__GIVEN REQUEST__
Within the records below, find each line that holds the string "Predicted", then copy it.

__DATA EXTRACT__
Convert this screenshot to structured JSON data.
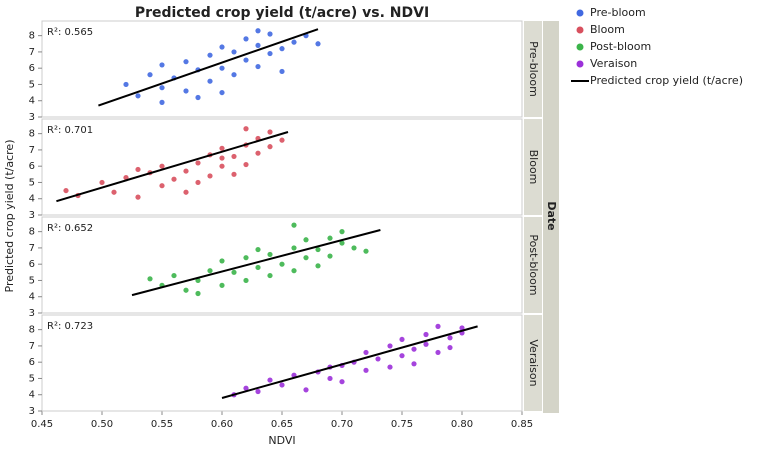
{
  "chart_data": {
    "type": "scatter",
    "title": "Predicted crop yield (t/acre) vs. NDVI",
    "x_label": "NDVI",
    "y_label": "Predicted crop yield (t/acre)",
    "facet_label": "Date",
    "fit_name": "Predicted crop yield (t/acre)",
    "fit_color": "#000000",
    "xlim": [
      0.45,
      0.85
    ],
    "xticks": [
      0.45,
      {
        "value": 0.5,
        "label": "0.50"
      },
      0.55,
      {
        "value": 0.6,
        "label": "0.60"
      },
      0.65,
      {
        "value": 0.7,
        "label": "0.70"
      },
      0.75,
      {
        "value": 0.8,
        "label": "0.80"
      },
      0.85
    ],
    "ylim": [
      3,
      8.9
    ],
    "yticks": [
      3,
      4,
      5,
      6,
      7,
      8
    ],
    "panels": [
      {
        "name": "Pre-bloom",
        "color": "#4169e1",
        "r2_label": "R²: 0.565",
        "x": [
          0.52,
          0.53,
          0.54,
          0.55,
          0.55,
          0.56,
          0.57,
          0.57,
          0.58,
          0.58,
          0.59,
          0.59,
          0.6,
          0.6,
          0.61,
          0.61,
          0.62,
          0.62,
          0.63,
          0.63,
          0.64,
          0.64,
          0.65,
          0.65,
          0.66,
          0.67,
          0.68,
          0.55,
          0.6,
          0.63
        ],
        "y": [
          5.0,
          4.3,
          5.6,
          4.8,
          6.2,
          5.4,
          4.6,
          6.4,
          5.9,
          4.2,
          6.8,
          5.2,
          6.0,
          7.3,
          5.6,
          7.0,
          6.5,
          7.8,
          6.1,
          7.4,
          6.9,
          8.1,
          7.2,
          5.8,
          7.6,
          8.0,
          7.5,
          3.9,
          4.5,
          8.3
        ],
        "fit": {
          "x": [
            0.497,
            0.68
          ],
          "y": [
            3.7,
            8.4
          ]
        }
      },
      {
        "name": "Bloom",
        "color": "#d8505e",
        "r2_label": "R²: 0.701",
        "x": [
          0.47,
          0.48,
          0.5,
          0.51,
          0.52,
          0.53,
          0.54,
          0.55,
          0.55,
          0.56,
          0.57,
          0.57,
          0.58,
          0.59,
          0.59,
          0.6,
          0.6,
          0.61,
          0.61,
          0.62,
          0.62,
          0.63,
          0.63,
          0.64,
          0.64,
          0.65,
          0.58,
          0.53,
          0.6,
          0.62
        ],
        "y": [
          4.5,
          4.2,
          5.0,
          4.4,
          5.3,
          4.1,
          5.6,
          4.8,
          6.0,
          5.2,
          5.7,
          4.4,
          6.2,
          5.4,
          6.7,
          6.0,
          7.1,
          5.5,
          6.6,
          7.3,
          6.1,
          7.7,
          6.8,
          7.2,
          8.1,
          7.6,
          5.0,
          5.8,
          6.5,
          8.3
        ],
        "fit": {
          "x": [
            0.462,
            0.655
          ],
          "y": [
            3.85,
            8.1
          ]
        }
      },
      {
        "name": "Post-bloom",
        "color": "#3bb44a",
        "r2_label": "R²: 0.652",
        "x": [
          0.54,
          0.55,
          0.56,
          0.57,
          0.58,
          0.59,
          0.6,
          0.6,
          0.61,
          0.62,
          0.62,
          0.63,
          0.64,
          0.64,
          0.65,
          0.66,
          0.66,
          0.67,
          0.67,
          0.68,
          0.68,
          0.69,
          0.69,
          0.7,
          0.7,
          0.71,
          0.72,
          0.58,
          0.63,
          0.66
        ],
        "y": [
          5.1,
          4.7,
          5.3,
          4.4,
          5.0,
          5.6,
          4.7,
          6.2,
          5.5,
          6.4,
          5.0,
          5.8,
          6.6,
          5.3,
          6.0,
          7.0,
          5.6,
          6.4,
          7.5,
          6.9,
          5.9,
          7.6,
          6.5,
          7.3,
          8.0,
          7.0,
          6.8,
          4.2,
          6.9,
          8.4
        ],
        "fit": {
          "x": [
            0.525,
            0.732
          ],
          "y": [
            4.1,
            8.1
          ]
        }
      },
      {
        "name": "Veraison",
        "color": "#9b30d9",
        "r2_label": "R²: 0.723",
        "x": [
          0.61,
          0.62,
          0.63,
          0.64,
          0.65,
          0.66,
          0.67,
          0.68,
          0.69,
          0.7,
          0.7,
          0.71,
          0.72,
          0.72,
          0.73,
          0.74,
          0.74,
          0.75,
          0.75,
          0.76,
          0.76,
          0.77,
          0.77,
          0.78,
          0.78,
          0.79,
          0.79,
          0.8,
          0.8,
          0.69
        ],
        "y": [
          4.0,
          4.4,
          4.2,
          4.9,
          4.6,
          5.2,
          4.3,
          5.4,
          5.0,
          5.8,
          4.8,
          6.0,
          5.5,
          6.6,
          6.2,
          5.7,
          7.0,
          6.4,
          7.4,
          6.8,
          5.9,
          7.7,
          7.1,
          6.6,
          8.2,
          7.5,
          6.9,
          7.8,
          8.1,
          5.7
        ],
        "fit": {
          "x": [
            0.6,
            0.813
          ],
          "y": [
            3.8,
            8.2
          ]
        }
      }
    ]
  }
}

--

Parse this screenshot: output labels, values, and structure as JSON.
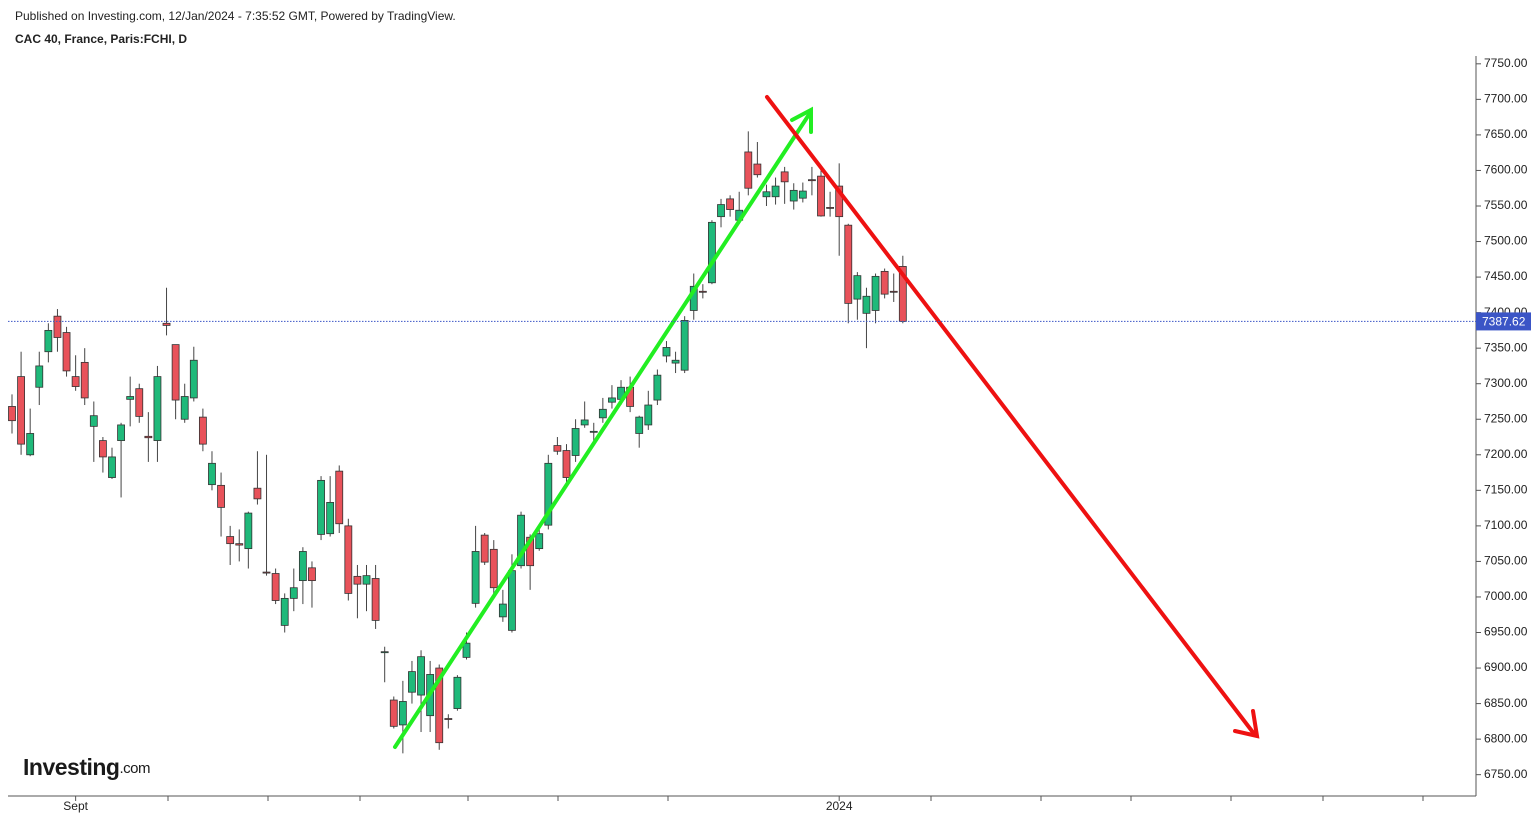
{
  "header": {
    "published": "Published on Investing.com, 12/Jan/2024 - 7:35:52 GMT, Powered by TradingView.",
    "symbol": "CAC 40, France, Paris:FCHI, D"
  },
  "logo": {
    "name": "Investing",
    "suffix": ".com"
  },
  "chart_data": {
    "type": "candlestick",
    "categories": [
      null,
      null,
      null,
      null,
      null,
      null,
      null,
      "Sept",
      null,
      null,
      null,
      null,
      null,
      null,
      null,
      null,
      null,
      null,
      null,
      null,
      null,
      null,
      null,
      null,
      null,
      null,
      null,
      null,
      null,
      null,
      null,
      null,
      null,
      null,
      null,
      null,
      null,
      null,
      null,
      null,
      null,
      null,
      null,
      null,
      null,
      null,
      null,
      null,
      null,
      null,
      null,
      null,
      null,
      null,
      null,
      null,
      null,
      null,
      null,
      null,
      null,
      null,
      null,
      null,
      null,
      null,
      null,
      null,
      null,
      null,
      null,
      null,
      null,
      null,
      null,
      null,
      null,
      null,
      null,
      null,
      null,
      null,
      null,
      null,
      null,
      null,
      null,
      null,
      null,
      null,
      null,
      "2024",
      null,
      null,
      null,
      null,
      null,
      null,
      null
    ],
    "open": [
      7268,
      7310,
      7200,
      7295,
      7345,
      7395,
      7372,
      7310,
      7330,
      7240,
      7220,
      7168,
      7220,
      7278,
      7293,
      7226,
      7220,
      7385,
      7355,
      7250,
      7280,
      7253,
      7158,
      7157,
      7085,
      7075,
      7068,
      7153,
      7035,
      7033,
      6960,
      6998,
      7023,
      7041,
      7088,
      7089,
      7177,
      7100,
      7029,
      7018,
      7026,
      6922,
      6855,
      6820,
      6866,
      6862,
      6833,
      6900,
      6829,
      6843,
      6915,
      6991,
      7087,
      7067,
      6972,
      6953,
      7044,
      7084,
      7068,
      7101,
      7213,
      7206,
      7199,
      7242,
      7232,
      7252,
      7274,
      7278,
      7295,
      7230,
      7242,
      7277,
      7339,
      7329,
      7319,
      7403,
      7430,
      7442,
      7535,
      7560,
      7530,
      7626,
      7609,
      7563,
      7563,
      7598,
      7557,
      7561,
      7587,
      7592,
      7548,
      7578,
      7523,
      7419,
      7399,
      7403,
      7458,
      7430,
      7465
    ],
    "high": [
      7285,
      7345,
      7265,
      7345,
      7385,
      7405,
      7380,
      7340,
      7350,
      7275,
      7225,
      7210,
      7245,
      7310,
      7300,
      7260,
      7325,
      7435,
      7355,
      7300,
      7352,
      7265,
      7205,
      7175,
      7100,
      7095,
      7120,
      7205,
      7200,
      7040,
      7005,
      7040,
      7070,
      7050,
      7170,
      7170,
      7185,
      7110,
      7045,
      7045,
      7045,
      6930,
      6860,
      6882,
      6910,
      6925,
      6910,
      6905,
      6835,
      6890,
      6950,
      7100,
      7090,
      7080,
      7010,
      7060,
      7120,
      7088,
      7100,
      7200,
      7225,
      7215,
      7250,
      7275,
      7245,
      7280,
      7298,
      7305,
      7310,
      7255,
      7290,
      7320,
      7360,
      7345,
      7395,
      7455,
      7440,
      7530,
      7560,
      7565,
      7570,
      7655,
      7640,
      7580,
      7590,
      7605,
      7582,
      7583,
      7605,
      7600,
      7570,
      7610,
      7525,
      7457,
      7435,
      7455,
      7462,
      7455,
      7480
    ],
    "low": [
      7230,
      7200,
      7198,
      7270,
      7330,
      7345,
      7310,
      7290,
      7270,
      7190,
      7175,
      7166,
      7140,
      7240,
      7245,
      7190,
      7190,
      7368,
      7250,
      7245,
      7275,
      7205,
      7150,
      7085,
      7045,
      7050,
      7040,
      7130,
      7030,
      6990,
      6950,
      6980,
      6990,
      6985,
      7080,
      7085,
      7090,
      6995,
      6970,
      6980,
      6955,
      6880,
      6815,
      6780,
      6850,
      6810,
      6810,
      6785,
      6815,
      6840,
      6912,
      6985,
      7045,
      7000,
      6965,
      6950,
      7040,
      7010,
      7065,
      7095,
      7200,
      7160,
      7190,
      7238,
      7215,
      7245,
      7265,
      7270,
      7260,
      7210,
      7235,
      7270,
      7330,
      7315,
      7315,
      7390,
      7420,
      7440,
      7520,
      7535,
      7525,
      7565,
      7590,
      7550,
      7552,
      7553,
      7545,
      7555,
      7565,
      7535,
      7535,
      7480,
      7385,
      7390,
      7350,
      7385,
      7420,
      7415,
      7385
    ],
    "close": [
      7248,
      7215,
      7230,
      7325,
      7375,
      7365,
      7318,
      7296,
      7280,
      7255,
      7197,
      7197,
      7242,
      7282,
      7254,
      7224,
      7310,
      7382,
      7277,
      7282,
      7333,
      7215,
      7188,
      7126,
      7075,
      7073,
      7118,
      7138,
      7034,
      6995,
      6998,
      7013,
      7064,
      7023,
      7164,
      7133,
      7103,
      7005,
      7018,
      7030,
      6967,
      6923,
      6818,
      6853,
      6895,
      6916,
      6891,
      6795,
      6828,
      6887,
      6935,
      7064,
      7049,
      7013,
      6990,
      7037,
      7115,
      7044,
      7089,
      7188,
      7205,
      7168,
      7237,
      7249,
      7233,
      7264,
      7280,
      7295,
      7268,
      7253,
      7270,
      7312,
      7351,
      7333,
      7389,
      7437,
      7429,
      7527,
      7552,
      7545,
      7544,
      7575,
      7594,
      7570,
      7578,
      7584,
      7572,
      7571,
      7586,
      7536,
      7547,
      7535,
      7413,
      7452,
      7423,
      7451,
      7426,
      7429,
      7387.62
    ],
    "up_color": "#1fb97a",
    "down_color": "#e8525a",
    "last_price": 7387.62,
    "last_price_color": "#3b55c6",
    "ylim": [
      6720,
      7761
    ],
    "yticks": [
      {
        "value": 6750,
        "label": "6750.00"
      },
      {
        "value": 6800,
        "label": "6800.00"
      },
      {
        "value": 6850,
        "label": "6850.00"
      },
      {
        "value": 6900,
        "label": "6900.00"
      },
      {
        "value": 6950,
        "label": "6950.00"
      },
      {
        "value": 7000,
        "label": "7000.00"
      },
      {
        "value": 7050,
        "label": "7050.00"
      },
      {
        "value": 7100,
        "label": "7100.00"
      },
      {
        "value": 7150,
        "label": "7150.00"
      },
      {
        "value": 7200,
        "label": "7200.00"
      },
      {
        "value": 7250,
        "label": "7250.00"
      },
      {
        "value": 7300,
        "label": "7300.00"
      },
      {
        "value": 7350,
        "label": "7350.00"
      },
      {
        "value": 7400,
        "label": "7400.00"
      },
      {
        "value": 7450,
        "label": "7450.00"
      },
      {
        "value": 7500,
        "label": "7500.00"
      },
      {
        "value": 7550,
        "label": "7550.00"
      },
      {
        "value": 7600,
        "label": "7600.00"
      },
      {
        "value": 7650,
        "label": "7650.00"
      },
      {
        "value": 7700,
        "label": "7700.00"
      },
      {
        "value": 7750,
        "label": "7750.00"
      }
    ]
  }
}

__RESULT BELOW__
    "title": "Predicted crop yield (t/acre) vs. NDVI",
    "y_label": "Predicted crop yield (t/acre)",
    "fit_name": "Predicted crop yield (t/acre)",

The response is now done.